**DATA PROVIDED:**
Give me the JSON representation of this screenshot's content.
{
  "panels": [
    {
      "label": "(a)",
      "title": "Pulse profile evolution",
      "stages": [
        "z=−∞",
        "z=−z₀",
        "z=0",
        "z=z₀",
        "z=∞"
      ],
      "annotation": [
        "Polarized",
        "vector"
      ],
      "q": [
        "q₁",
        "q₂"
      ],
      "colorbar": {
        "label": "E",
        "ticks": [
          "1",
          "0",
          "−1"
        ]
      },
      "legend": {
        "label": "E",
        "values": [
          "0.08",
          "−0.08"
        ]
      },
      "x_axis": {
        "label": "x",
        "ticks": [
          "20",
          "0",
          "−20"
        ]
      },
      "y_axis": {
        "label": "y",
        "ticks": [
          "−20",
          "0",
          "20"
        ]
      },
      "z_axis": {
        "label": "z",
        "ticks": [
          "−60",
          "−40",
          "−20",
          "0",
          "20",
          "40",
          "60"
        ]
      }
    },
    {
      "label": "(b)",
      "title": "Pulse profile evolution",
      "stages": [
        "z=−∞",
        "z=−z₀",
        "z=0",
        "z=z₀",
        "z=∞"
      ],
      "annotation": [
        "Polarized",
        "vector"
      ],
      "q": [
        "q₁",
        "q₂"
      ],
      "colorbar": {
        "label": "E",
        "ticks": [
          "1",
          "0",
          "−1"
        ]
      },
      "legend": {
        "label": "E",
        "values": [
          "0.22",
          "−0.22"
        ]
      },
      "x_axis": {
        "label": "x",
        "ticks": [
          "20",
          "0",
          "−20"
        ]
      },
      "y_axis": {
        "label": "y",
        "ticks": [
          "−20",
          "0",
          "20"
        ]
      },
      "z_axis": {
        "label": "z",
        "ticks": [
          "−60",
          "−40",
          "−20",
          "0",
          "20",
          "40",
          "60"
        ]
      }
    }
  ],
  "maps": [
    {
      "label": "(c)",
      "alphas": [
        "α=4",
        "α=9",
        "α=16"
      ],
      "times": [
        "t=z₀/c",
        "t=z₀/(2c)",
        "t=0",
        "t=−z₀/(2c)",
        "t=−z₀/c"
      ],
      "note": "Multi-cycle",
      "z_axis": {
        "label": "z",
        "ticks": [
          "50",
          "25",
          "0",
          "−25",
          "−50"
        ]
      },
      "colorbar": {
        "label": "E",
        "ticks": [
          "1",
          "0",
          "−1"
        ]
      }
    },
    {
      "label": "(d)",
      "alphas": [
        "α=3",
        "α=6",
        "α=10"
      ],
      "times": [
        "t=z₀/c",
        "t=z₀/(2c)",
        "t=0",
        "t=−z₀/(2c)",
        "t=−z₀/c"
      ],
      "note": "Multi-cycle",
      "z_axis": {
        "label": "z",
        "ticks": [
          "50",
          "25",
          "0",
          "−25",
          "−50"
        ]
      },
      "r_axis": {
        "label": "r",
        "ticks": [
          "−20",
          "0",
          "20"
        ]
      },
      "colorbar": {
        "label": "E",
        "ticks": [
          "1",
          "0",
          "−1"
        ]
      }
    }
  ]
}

**WHAT TO PRODUCE:**
The entries above must be returned in full, exactly as shown.

**THE COMPLETED TASK:**
Give me the JSON representation of this screenshot's content.
{
  "panels": [
    {
      "label": "(a)",
      "title": "Pulse profile evolution",
      "stages": [
        "z=−∞",
        "z=−z₀",
        "z=0",
        "z=z₀",
        "z=∞"
      ],
      "annotation": [
        "Polarized",
        "vector"
      ],
      "q": [
        "q₁",
        "q₂"
      ],
      "colorbar": {
        "label": "E",
        "ticks": [
          "1",
          "0",
          "−1"
        ]
      },
      "legend": {
        "label": "E",
        "values": [
          "0.08",
          "−0.08"
        ]
      },
      "x_axis": {
        "label": "x",
        "ticks": [
          "20",
          "0",
          "−20"
        ]
      },
      "y_axis": {
        "label": "y",
        "ticks": [
          "−20",
          "0",
          "20"
        ]
      },
      "z_axis": {
        "label": "z",
        "ticks": [
          "−60",
          "−40",
          "−20",
          "0",
          "20",
          "40",
          "60"
        ]
      }
    },
    {
      "label": "(b)",
      "title": "Pulse profile evolution",
      "stages": [
        "z=−∞",
        "z=−z₀",
        "z=0",
        "z=z₀",
        "z=∞"
      ],
      "annotation": [
        "Polarized",
        "vector"
      ],
      "q": [
        "q₁",
        "q₂"
      ],
      "colorbar": {
        "label": "E",
        "ticks": [
          "1",
          "0",
          "−1"
        ]
      },
      "legend": {
        "label": "E",
        "values": [
          "0.22",
          "−0.22"
        ]
      },
      "x_axis": {
        "label": "x",
        "ticks": [
          "20",
          "0",
          "−20"
        ]
      },
      "y_axis": {
        "label": "y",
        "ticks": [
          "−20",
          "0",
          "20"
        ]
      },
      "z_axis": {
        "label": "z",
        "ticks": [
          "−60",
          "−40",
          "−20",
          "0",
          "20",
          "40",
          "60"
        ]
      }
    }
  ],
  "maps": [
    {
      "label": "(c)",
      "alphas": [
        "α=4",
        "α=9",
        "α=16"
      ],
      "times": [
        "t=z₀/c",
        "t=z₀/(2c)",
        "t=0",
        "t=−z₀/(2c)",
        "t=−z₀/c"
      ],
      "note": "Multi-cycle",
      "z_axis": {
        "label": "z",
        "ticks": [
          "50",
          "25",
          "0",
          "−25",
          "−50"
        ]
      },
      "colorbar": {
        "label": "E",
        "ticks": [
          "1",
          "0",
          "−1"
        ]
      }
    },
    {
      "label": "(d)",
      "alphas": [
        "α=3",
        "α=6",
        "α=10"
      ],
      "times": [
        "t=z₀/c",
        "t=z₀/(2c)",
        "t=0",
        "t=−z₀/(2c)",
        "t=−z₀/c"
      ],
      "note": "Multi-cycle",
      "z_axis": {
        "label": "z",
        "ticks": [
          "50",
          "25",
          "0",
          "−25",
          "−50"
        ]
      },
      "r_axis": {
        "label": "r",
        "ticks": [
          "−20",
          "0",
          "20"
        ]
      },
      "colorbar": {
        "label": "E",
        "ticks": [
          "1",
          "0",
          "−1"
        ]
      }
    }
  ]
}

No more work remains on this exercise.